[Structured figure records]
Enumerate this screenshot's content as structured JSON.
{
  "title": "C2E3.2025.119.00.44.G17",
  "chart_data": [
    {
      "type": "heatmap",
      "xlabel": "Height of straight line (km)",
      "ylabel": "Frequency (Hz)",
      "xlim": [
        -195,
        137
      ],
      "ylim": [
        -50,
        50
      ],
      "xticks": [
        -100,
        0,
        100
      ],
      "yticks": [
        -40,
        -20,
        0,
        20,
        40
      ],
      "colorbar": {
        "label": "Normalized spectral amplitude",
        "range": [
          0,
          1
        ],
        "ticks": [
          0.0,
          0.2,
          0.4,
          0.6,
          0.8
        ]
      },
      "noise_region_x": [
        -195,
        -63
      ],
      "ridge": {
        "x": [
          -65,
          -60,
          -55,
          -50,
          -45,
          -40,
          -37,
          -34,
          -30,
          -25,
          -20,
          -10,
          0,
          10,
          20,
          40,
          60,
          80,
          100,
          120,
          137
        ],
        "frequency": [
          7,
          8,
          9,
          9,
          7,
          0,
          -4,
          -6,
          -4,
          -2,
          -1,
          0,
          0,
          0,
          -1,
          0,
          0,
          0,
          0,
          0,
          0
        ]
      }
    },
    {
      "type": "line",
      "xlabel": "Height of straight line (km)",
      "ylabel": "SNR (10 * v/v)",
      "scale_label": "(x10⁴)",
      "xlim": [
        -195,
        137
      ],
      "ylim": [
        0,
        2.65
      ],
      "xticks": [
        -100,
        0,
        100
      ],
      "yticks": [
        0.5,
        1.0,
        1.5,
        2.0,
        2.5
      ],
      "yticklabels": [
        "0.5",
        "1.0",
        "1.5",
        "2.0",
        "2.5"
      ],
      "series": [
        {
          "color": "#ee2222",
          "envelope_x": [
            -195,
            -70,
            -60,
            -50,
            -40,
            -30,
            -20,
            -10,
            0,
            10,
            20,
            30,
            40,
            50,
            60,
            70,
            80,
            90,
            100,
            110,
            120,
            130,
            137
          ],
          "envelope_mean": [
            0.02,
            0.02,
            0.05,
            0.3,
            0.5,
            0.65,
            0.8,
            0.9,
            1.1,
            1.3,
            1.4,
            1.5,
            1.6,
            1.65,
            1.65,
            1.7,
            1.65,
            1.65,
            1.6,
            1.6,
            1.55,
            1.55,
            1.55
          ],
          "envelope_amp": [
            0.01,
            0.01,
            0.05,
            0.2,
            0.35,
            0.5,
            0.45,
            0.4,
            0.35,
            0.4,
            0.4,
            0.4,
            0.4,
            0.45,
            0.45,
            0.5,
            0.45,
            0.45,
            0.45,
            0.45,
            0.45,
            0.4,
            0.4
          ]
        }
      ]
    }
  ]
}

Objective ▸
Copy out each record, keeping every word as it is.

Answer to this task ▸
Enumerate this screenshot's content as structured JSON.
{
  "title": "C2E3.2025.119.00.44.G17",
  "chart_data": [
    {
      "type": "heatmap",
      "xlabel": "Height of straight line (km)",
      "ylabel": "Frequency (Hz)",
      "xlim": [
        -195,
        137
      ],
      "ylim": [
        -50,
        50
      ],
      "xticks": [
        -100,
        0,
        100
      ],
      "yticks": [
        -40,
        -20,
        0,
        20,
        40
      ],
      "colorbar": {
        "label": "Normalized spectral amplitude",
        "range": [
          0,
          1
        ],
        "ticks": [
          0.0,
          0.2,
          0.4,
          0.6,
          0.8
        ]
      },
      "noise_region_x": [
        -195,
        -63
      ],
      "ridge": {
        "x": [
          -65,
          -60,
          -55,
          -50,
          -45,
          -40,
          -37,
          -34,
          -30,
          -25,
          -20,
          -10,
          0,
          10,
          20,
          40,
          60,
          80,
          100,
          120,
          137
        ],
        "frequency": [
          7,
          8,
          9,
          9,
          7,
          0,
          -4,
          -6,
          -4,
          -2,
          -1,
          0,
          0,
          0,
          -1,
          0,
          0,
          0,
          0,
          0,
          0
        ]
      }
    },
    {
      "type": "line",
      "xlabel": "Height of straight line (km)",
      "ylabel": "SNR (10 * v/v)",
      "scale_label": "(x10⁴)",
      "xlim": [
        -195,
        137
      ],
      "ylim": [
        0,
        2.65
      ],
      "xticks": [
        -100,
        0,
        100
      ],
      "yticks": [
        0.5,
        1.0,
        1.5,
        2.0,
        2.5
      ],
      "yticklabels": [
        "0.5",
        "1.0",
        "1.5",
        "2.0",
        "2.5"
      ],
      "series": [
        {
          "color": "#ee2222",
          "envelope_x": [
            -195,
            -70,
            -60,
            -50,
            -40,
            -30,
            -20,
            -10,
            0,
            10,
            20,
            30,
            40,
            50,
            60,
            70,
            80,
            90,
            100,
            110,
            120,
            130,
            137
          ],
          "envelope_mean": [
            0.02,
            0.02,
            0.05,
            0.3,
            0.5,
            0.65,
            0.8,
            0.9,
            1.1,
            1.3,
            1.4,
            1.5,
            1.6,
            1.65,
            1.65,
            1.7,
            1.65,
            1.65,
            1.6,
            1.6,
            1.55,
            1.55,
            1.55
          ],
          "envelope_amp": [
            0.01,
            0.01,
            0.05,
            0.2,
            0.35,
            0.5,
            0.45,
            0.4,
            0.35,
            0.4,
            0.4,
            0.4,
            0.4,
            0.45,
            0.45,
            0.5,
            0.45,
            0.45,
            0.45,
            0.45,
            0.45,
            0.4,
            0.4
          ]
        }
      ]
    }
  ]
}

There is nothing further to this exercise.